====== ROWS ======

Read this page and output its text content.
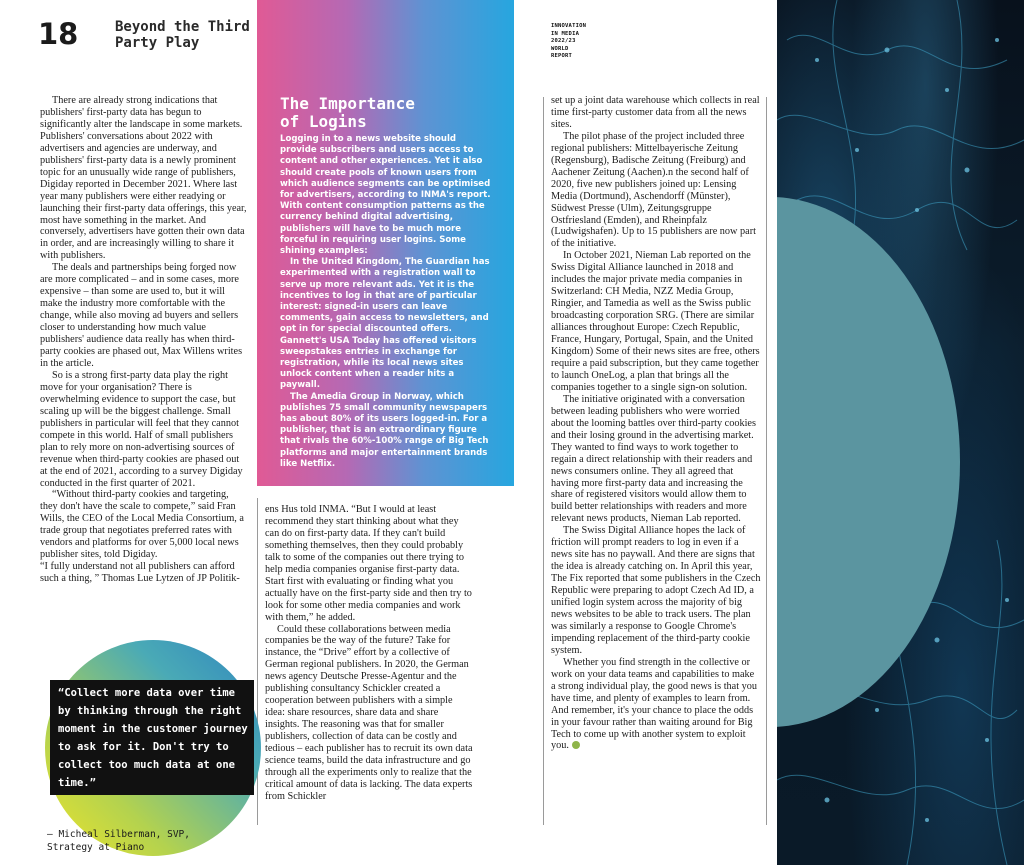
18	Beyond the Third
Party Play
INNOVATION
IN MEDIA
2022/23
WORLD
REPORT
The Importance
of Logins

Logging in to a news website should provide subscribers and users access to content and other experiences. Yet it also should create pools of known users from which audience segments can be optimised for advertisers, according to INMA's report. With content consumption patterns as the currency behind digital advertising, publishers will have to be much more forceful in requiring user logins. Some shining examples:

In the United Kingdom, The Guardian has experimented with a registration wall to serve up more relevant ads. Yet it is the incentives to log in that are of particular interest: signed-in users can leave comments, gain access to newsletters, and opt in for special discounted offers. Gannett's USA Today has offered visitors sweepstakes entries in exchange for registration, while its local news sites unlock content when a reader hits a paywall.

The Amedia Group in Norway, which publishes 75 small community newspapers has about 80% of its users logged-in. For a publisher, that is an extraordinary figure that rivals the 60%-100% range of Big Tech platforms and major entertainment brands like Netflix.

There are already strong indications that publishers' first-party data has begun to significantly alter the landscape in some markets. Publishers' conversations about 2022 with advertisers and agencies are underway, and publishers' first-party data is a newly prominent topic for an unusually wide range of publishers, Digiday reported in December 2021. Where last year many publishers were either readying or launching their first-party data offerings, this year, most have something in the market. And conversely, advertisers have gotten their own data in order, and are increasingly willing to share it with publishers.

The deals and partnerships being forged now are more complicated – and in some cases, more expensive – than some are used to, but it will make the industry more comfortable with the change, while also moving ad buyers and sellers closer to understanding how much value publishers' audience data really has when third-party cookies are phased out, Max Willens writes in the article.

So is a strong first-party data play the right move for your organisation? There is overwhelming evidence to support the case, but scaling up will be the biggest challenge. Small publishers in particular will feel that they cannot compete in this world. Half of small publishers plan to rely more on non-advertising sources of revenue when third-party cookies are phased out at the end of 2021, according to a survey Digiday conducted in the first quarter of 2021.

“Without third-party cookies and targeting, they don't have the scale to compete,” said Fran Wills, the CEO of the Local Media Consortium, a trade group that negotiates preferred rates with vendors and platforms for over 5,000 local news publisher sites, told Digiday.

“I fully understand not all publishers can afford such a thing, ” Thomas Lue Lytzen of JP Politik-

ens Hus told INMA. “But I would at least recommend they start thinking about what they can do on first-party data. If they can't build something themselves, then they could probably talk to some of the companies out there trying to help media companies organise first-party data. Start first with evaluating or finding what you actually have on the first-party side and then try to look for some other media companies and work with them,” he added.

Could these collaborations between media companies be the way of the future? Take for instance, the “Drive” effort by a collective of German regional publishers. In 2020, the German news agency Deutsche Presse-Agentur and the publishing consultancy Schickler created a cooperation between publishers with a simple idea: share resources, share data and share insights. The reasoning was that for smaller publishers, collection of data can be costly and tedious – each publisher has to recruit its own data science teams, build the data infrastructure and go through all the experiments only to realize that the critical amount of data is lacking. The data experts from Schickler

set up a joint data warehouse which collects in real time first-party customer data from all the news sites.

The pilot phase of the project included three regional publishers: Mittelbayerische Zeitung (Regensburg), Badische Zeitung (Freiburg) and Aachener Zeitung (Aachen).n the second half of 2020, five new publishers joined up: Lensing Media (Dortmund), Aschendorff (Münster), Südwest Presse (Ulm), Zeitungsgruppe Ostfriesland (Emden), and Rheinpfalz (Ludwigshafen). Up to 15 publishers are now part of the initiative.

In October 2021, Nieman Lab reported on the Swiss Digital Alliance launched in 2018 and includes the major private media companies in Switzerland: CH Media, NZZ Media Group, Ringier, and Tamedia as well as the Swiss public broadcasting corporation SRG. (There are similar alliances throughout Europe: Czech Republic, France, Hungary, Portugal, Spain, and the United Kingdom) Some of their news sites are free, others require a paid subscription, but they came together to launch OneLog, a plan that brings all the companies together to a single sign-on solution.

The initiative originated with a conversation between leading publishers who were worried about the looming battles over third-party cookies and their losing ground in the advertising market. They wanted to find ways to work together to regain a direct relationship with their readers and news consumers online. They all agreed that having more first-party data and increasing the share of registered visitors would allow them to build better relationships with readers and more relevant news products, Nieman Lab reported.

The Swiss Digital Alliance hopes the lack of friction will prompt readers to log in even if a news site has no paywall. And there are signs that the idea is already catching on. In April this year, The Fix reported that some publishers in the Czech Republic were preparing to adopt Czech Ad ID, a unified login system across the majority of big news websites to be able to track users. The plan was similarly a response to Google Chrome's impending replacement of the third-party cookie system.

Whether you find strength in the collective or work on your data teams and capabilities to make a strong individual play, the good news is that you have time, and plenty of examples to learn from. And remember, it's your chance to place the odds in your favour rather than waiting around for Big Tech to come up with another system to exploit you.

“Collect more data over time by thinking through the right moment in the customer journey to ask for it. Don't try to collect too much data at one time.”
— Micheal Silberman, SVP,
Strategy at Piano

======

=== THE PROBLEM ===
Leave out every picture and copy the rest of the records exactly.

=== SOLUTION TO THE EXERCISE ===
Read this page and output its text content.
18	Beyond the Third
Party Play
INNOVATION
IN MEDIA
2022/23
WORLD
REPORT
The Importance
of Logins

Logging in to a news website should provide subscribers and users access to content and other experiences. Yet it also should create pools of known users from which audience segments can be optimised for advertisers, according to INMA's report. With content consumption patterns as the currency behind digital advertising, publishers will have to be much more forceful in requiring user logins. Some shining examples:

In the United Kingdom, The Guardian has experimented with a registration wall to serve up more relevant ads. Yet it is the incentives to log in that are of particular interest: signed-in users can leave comments, gain access to newsletters, and opt in for special discounted offers. Gannett's USA Today has offered visitors sweepstakes entries in exchange for registration, while its local news sites unlock content when a reader hits a paywall.

The Amedia Group in Norway, which publishes 75 small community newspapers has about 80% of its users logged-in. For a publisher, that is an extraordinary figure that rivals the 60%-100% range of Big Tech platforms and major entertainment brands like Netflix.

There are already strong indications that publishers' first-party data has begun to significantly alter the landscape in some markets. Publishers' conversations about 2022 with advertisers and agencies are underway, and publishers' first-party data is a newly prominent topic for an unusually wide range of publishers, Digiday reported in December 2021. Where last year many publishers were either readying or launching their first-party data offerings, this year, most have something in the market. And conversely, advertisers have gotten their own data in order, and are increasingly willing to share it with publishers.

The deals and partnerships being forged now are more complicated – and in some cases, more expensive – than some are used to, but it will make the industry more comfortable with the change, while also moving ad buyers and sellers closer to understanding how much value publishers' audience data really has when third-party cookies are phased out, Max Willens writes in the article.

So is a strong first-party data play the right move for your organisation? There is overwhelming evidence to support the case, but scaling up will be the biggest challenge. Small publishers in particular will feel that they cannot compete in this world. Half of small publishers plan to rely more on non-advertising sources of revenue when third-party cookies are phased out at the end of 2021, according to a survey Digiday conducted in the first quarter of 2021.

“Without third-party cookies and targeting, they don't have the scale to compete,” said Fran Wills, the CEO of the Local Media Consortium, a trade group that negotiates preferred rates with vendors and platforms for over 5,000 local news publisher sites, told Digiday.

“I fully understand not all publishers can afford such a thing, ” Thomas Lue Lytzen of JP Politik-

ens Hus told INMA. “But I would at least recommend they start thinking about what they can do on first-party data. If they can't build something themselves, then they could probably talk to some of the companies out there trying to help media companies organise first-party data. Start first with evaluating or finding what you actually have on the first-party side and then try to look for some other media companies and work with them,” he added.

Could these collaborations between media companies be the way of the future? Take for instance, the “Drive” effort by a collective of German regional publishers. In 2020, the German news agency Deutsche Presse-Agentur and the publishing consultancy Schickler created a cooperation between publishers with a simple idea: share resources, share data and share insights. The reasoning was that for smaller publishers, collection of data can be costly and tedious – each publisher has to recruit its own data science teams, build the data infrastructure and go through all the experiments only to realize that the critical amount of data is lacking. The data experts from Schickler

set up a joint data warehouse which collects in real time first-party customer data from all the news sites.

The pilot phase of the project included three regional publishers: Mittelbayerische Zeitung (Regensburg), Badische Zeitung (Freiburg) and Aachener Zeitung (Aachen).n the second half of 2020, five new publishers joined up: Lensing Media (Dortmund), Aschendorff (Münster), Südwest Presse (Ulm), Zeitungsgruppe Ostfriesland (Emden), and Rheinpfalz (Ludwigshafen). Up to 15 publishers are now part of the initiative.

In October 2021, Nieman Lab reported on the Swiss Digital Alliance launched in 2018 and includes the major private media companies in Switzerland: CH Media, NZZ Media Group, Ringier, and Tamedia as well as the Swiss public broadcasting corporation SRG. (There are similar alliances throughout Europe: Czech Republic, France, Hungary, Portugal, Spain, and the United Kingdom) Some of their news sites are free, others require a paid subscription, but they came together to launch OneLog, a plan that brings all the companies together to a single sign-on solution.

The initiative originated with a conversation between leading publishers who were worried about the looming battles over third-party cookies and their losing ground in the advertising market. They wanted to find ways to work together to regain a direct relationship with their readers and news consumers online. They all agreed that having more first-party data and increasing the share of registered visitors would allow them to build better relationships with readers and more relevant news products, Nieman Lab reported.

The Swiss Digital Alliance hopes the lack of friction will prompt readers to log in even if a news site has no paywall. And there are signs that the idea is already catching on. In April this year, The Fix reported that some publishers in the Czech Republic were preparing to adopt Czech Ad ID, a unified login system across the majority of big news websites to be able to track users. The plan was similarly a response to Google Chrome's impending replacement of the third-party cookie system.

Whether you find strength in the collective or work on your data teams and capabilities to make a strong individual play, the good news is that you have time, and plenty of examples to learn from. And remember, it's your chance to place the odds in your favour rather than waiting around for Big Tech to come up with another system to exploit you.

“Collect more data over time by thinking through the right moment in the customer journey to ask for it. Don't try to collect too much data at one time.”
— Micheal Silberman, SVP,
Strategy at Piano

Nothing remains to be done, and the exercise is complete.